## Extrait du texte
• • • •

Le verdict est tombé. La cour d’assises du Rhône à Lyon a condamné jeudi 26 mars 2026, Nicolas Zepeda à la perpétuité pour l’assassinat de son ex-petite amie japonaise, Narumi Kurosaki, disparue en 2016. Malgré ses déclarations d'innocence, Zepeda, déjà condamné à plusieurs reprises, a reçu un nouveau jugement fort.
La décision a été prononcée lors de son troisième procès, où l'avocat général a requis une peine de trente ans de réclusion criminelle. Selon lui, Nicolas Zepeda a « assassiné » l’étudiante dans sa chambre universitaire alors qu’il n’a pas supporté son refus et sa relation avec un autre homme. Des éléments accablants ont pesé contre lui, notamment les témoignages d’étudiants ayant entendu des cris provenant de la chambre de Narumi.
Aujourd'hui âgé de 35 ans, le Chilien avait été initialement condamné à 28 ans de prison en 2022, puis en appel en 2023. Cependant, la Cour de cassation avait annulé cette décision pour vice de procédure, ce qui a conduit à ce troisième procès. Depuis son extradition en 2020, Zepeda reste en détention, clamant son innocence avec insistance : « Je ne l’ai pas tuée, je l’aimais profondément », a-t-il affirmé lors du procès.
Des éléments de préméditation
Durant les plaidoiries, ses avocats ont tenté de remettre en question la qualité de l'enquête. Robin Binsard, l’un des défenseurs, a plaidé pour l'acquittement en affirmant qu'il existait des doutes raisonnables quant à la culpabilité de son client. « Si un tout petit doute persiste, vous ne pouvez pas le condamner », a-t-il déclaré.
Néanmoins, l'avocat général a mis en avant des éléments de préméditation. Quatre jours avant les faits, Zepeda a été vu stationnant plusieurs heures dans un sous-bois proche de l'université, ce qui laisse supposer qu'il avait planifié son acte, renforçant ainsi la thèse de la préméditation. Des cris de détresse avaient également été entendus la nuit des faits, intitulée par certains comme une nuit tragique de violences.
La mère et les sœurs de Narumi ont également témoigné de leur souffrance lors du procès, la mère appelant à une condamnation pour celui qui a exercé une « emprise totale sur la vie de sa fille ». L’affaire soulève des interrogations non seulement sur la culpabilité de Zepeda mais aussi sur l'intégrité de l’enquête réalisée par la police, une préoccupation qui n’est pas inédite dans les affaires criminelles de grande envergure en France.

• • • •

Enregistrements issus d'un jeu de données
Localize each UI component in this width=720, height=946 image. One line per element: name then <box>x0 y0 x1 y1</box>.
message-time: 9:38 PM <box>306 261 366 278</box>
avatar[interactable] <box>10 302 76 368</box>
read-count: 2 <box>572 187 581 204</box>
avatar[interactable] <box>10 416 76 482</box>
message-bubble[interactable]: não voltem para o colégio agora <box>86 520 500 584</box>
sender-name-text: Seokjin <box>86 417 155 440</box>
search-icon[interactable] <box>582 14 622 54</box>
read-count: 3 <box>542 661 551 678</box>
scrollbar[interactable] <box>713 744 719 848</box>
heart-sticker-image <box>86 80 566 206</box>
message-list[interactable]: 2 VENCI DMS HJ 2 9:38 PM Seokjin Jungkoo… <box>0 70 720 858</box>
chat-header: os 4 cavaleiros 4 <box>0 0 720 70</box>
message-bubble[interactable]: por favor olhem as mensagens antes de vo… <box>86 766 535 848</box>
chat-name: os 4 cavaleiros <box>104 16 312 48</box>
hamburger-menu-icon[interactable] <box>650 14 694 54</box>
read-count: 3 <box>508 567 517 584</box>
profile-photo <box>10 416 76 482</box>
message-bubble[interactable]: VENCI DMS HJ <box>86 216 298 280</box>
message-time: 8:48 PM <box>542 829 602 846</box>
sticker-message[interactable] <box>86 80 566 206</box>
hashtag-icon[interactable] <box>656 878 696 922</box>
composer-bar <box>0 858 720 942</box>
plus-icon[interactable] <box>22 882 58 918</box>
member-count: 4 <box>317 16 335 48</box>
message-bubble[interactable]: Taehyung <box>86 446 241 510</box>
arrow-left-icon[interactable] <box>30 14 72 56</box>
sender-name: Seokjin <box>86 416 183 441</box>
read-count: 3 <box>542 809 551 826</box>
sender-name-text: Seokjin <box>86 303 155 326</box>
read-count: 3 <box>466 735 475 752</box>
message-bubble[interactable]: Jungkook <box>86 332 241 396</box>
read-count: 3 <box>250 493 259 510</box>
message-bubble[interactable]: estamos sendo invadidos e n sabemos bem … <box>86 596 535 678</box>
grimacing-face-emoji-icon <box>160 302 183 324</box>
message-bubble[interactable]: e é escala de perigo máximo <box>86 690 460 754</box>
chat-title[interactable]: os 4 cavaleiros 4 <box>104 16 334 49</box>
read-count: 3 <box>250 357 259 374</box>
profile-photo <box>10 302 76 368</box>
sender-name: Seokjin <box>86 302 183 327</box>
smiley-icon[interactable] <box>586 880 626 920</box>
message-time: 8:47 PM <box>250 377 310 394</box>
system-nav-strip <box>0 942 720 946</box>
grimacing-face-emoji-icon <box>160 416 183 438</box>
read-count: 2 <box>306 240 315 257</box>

• • • •

## Consigne 1
D'après le texte sur l'affaire Zepeda :
(a) Quel âge a aujourd'hui Nicolas Zepeda ?
(b) Depuis quel événement est-il en détention ?
(c) Combien de jours avant les faits a-t-il été vu stationnant dans un sous-bois proche de l'université ?
## Consigne 2
Recopiez le passage du texte sur l'affaire Zepeda, de « La décision a » à « lors du procès. ».

## Réponse 1
(a) 35 ans.
(b) Depuis son extradition en 2020.
(c) Quatre jours.

## Réponse 2
La décision a été prononcée lors de son troisième procès, où l'avocat général a requis une peine de trente ans de réclusion criminelle. Selon lui, Nicolas Zepeda a « assassiné » l’étudiante dans sa chambre universitaire alors qu’il n’a pas supporté son refus et sa relation avec un autre homme. Des éléments accablants ont pesé contre lui, notamment les témoignages d’étudiants ayant entendu des cris provenant de la chambre de Narumi.
Aujourd'hui âgé de 35 ans, le Chilien avait été initialement condamné à 28 ans de prison en 2022, puis en appel en 2023. Cependant, la Cour de cassation avait annulé cette décision pour vice de procédure, ce qui a conduit à ce troisième procès. Depuis son extradition en 2020, Zepeda reste en détention, clamant son innocence avec insistance : « Je ne l’ai pas tuée, je l’aimais profondément », a-t-il affirmé lors du procès.